> _Exercise aim_:
Go through the entries below, tally each line with the string "title", and give the final number by itself.

[Lines of data]

+ + + + +

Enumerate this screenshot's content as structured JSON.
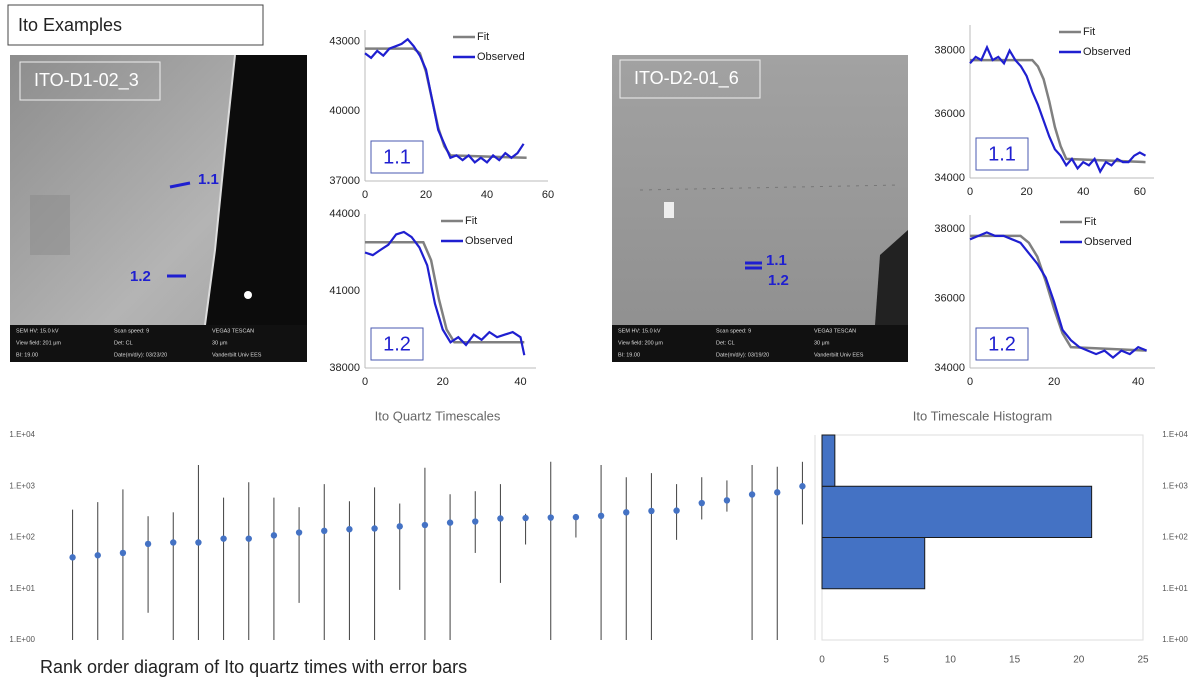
{
  "slide": {
    "title": "Ito Examples",
    "caption": "Rank order diagram of Ito quartz times with error bars"
  },
  "images": [
    {
      "label": "ITO-D1-02_3",
      "markers": [
        "1.1",
        "1.2"
      ],
      "info": [
        "SEM HV: 15.0 kV",
        "Scan speed: 9",
        "VEGA3 TESCAN",
        "View field: 201 μm",
        "Det: CL",
        "30 μm",
        "BI: 19.00",
        "Date(m/d/y): 03/23/20",
        "Vanderbilt Univ EES"
      ]
    },
    {
      "label": "ITO-D2-01_6",
      "markers": [
        "1.1",
        "1.2"
      ],
      "info": [
        "SEM HV: 15.0 kV",
        "Scan speed: 9",
        "VEGA3 TESCAN",
        "View field: 200 μm",
        "Det: CL",
        "30 μm",
        "BI: 19.00",
        "Date(m/d/y): 03/19/20",
        "Vanderbilt Univ EES"
      ]
    }
  ],
  "chart_data": [
    {
      "type": "line",
      "annotation": "1.1",
      "xlim": [
        0,
        60
      ],
      "xticks": [
        0,
        20,
        40,
        60
      ],
      "ylim": [
        37000,
        43500
      ],
      "yticks": [
        37000,
        40000,
        43000
      ],
      "series": [
        {
          "name": "Fit",
          "color": "#808080",
          "x": [
            0,
            16,
            18,
            20,
            22,
            24,
            26,
            28,
            53
          ],
          "values": [
            42700,
            42700,
            42500,
            41700,
            40500,
            39300,
            38500,
            38100,
            38000
          ]
        },
        {
          "name": "Observed",
          "color": "#1f1fd0",
          "x": [
            0,
            2,
            4,
            6,
            8,
            10,
            12,
            14,
            16,
            18,
            20,
            22,
            24,
            26,
            28,
            30,
            32,
            34,
            36,
            38,
            40,
            42,
            44,
            46,
            48,
            50,
            52
          ],
          "values": [
            42500,
            42300,
            42600,
            42400,
            42700,
            42800,
            42900,
            43100,
            42800,
            42400,
            41800,
            40500,
            39200,
            38600,
            38000,
            38100,
            37900,
            38100,
            37800,
            38000,
            37800,
            38100,
            37900,
            38200,
            38000,
            38200,
            38600
          ]
        }
      ]
    },
    {
      "type": "line",
      "annotation": "1.2",
      "xlim": [
        0,
        44
      ],
      "xticks": [
        0,
        20,
        40
      ],
      "ylim": [
        38000,
        44000
      ],
      "yticks": [
        38000,
        41000,
        44000
      ],
      "series": [
        {
          "name": "Fit",
          "color": "#808080",
          "x": [
            0,
            15,
            17,
            19,
            21,
            23,
            41
          ],
          "values": [
            42900,
            42900,
            42200,
            40700,
            39500,
            39000,
            39000
          ]
        },
        {
          "name": "Observed",
          "color": "#1f1fd0",
          "x": [
            0,
            2,
            4,
            6,
            8,
            10,
            12,
            14,
            16,
            18,
            20,
            22,
            24,
            26,
            28,
            30,
            32,
            34,
            36,
            38,
            40,
            41
          ],
          "values": [
            42500,
            42400,
            42600,
            42800,
            43200,
            43300,
            43100,
            42700,
            42000,
            40500,
            39500,
            39000,
            39200,
            38900,
            39300,
            39100,
            39400,
            39200,
            39300,
            39400,
            39200,
            38500
          ]
        }
      ]
    },
    {
      "type": "line",
      "annotation": "1.1",
      "xlim": [
        0,
        65
      ],
      "xticks": [
        0,
        20,
        40,
        60
      ],
      "ylim": [
        34000,
        38800
      ],
      "yticks": [
        34000,
        36000,
        38000
      ],
      "series": [
        {
          "name": "Fit",
          "color": "#808080",
          "x": [
            0,
            22,
            24,
            26,
            28,
            30,
            32,
            34,
            62
          ],
          "values": [
            37700,
            37700,
            37500,
            37100,
            36400,
            35600,
            35000,
            34600,
            34500
          ]
        },
        {
          "name": "Observed",
          "color": "#1f1fd0",
          "x": [
            0,
            2,
            4,
            6,
            8,
            10,
            12,
            14,
            16,
            18,
            20,
            22,
            24,
            26,
            28,
            30,
            32,
            34,
            36,
            38,
            40,
            42,
            44,
            46,
            48,
            50,
            52,
            54,
            56,
            58,
            60,
            62
          ],
          "values": [
            37600,
            37800,
            37700,
            38100,
            37700,
            37800,
            37600,
            38000,
            37700,
            37500,
            37200,
            36700,
            36300,
            35800,
            35300,
            34900,
            34700,
            34400,
            34600,
            34300,
            34500,
            34400,
            34600,
            34200,
            34500,
            34400,
            34600,
            34500,
            34500,
            34700,
            34800,
            34700
          ]
        }
      ]
    },
    {
      "type": "line",
      "annotation": "1.2",
      "xlim": [
        0,
        44
      ],
      "xticks": [
        0,
        20,
        40
      ],
      "ylim": [
        34000,
        38400
      ],
      "yticks": [
        34000,
        36000,
        38000
      ],
      "series": [
        {
          "name": "Fit",
          "color": "#808080",
          "x": [
            0,
            12,
            14,
            16,
            18,
            20,
            22,
            24,
            42
          ],
          "values": [
            37800,
            37800,
            37600,
            37200,
            36500,
            35700,
            35000,
            34600,
            34500
          ]
        },
        {
          "name": "Observed",
          "color": "#1f1fd0",
          "x": [
            0,
            2,
            4,
            6,
            8,
            10,
            12,
            14,
            16,
            18,
            20,
            22,
            24,
            26,
            28,
            30,
            32,
            34,
            36,
            38,
            40,
            42
          ],
          "values": [
            37700,
            37800,
            37900,
            37800,
            37800,
            37700,
            37600,
            37300,
            37000,
            36600,
            35900,
            35100,
            34800,
            34600,
            34500,
            34400,
            34500,
            34300,
            34500,
            34400,
            34600,
            34500
          ]
        }
      ]
    },
    {
      "type": "errorbar",
      "title": "Ito Quartz Timescales",
      "log_scale": true,
      "color": "#4472c4",
      "error_color": "#404040",
      "ylim": [
        1,
        10000
      ],
      "yticks": [
        {
          "value": 1,
          "label": "1.E+00"
        },
        {
          "value": 10,
          "label": "1.E+01"
        },
        {
          "value": 100,
          "label": "1.E+02"
        },
        {
          "value": 1000,
          "label": "1.E+03"
        },
        {
          "value": 10000,
          "label": "1.E+04"
        }
      ],
      "values": [
        41,
        45,
        50,
        75,
        80,
        80,
        95,
        95,
        110,
        125,
        135,
        145,
        150,
        165,
        175,
        195,
        205,
        235,
        240,
        245,
        250,
        265,
        310,
        330,
        335,
        470,
        530,
        690,
        760,
        1000
      ],
      "error_low": [
        1,
        1,
        1,
        3.4,
        1,
        1,
        1,
        1,
        1,
        5.3,
        1,
        1,
        1,
        9.5,
        1,
        1,
        50,
        13,
        73,
        1,
        100,
        1,
        1,
        1,
        90,
        225,
        320,
        1,
        1,
        180
      ],
      "error_high": [
        350,
        490,
        870,
        260,
        310,
        2600,
        600,
        1200,
        600,
        390,
        1100,
        510,
        950,
        460,
        2300,
        700,
        800,
        1100,
        290,
        3000,
        280,
        2600,
        1500,
        1800,
        1100,
        1500,
        1300,
        2600,
        2400,
        3000
      ]
    },
    {
      "type": "histogram",
      "orientation": "horizontal",
      "title": "Ito Timescale Histogram",
      "log_scale": true,
      "color": "#4472c4",
      "bins": [
        10,
        100,
        1000,
        10000
      ],
      "values": [
        8,
        21,
        1
      ],
      "xlim": [
        0,
        25
      ],
      "xticks": [
        0,
        5,
        10,
        15,
        20,
        25
      ],
      "ylim": [
        1,
        10000
      ],
      "yticks": [
        {
          "value": 1,
          "label": "1.E+00"
        },
        {
          "value": 10,
          "label": "1.E+01"
        },
        {
          "value": 100,
          "label": "1.E+02"
        },
        {
          "value": 1000,
          "label": "1.E+03"
        },
        {
          "value": 10000,
          "label": "1.E+04"
        }
      ]
    }
  ]
}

+ + + + +

> _The output_:
3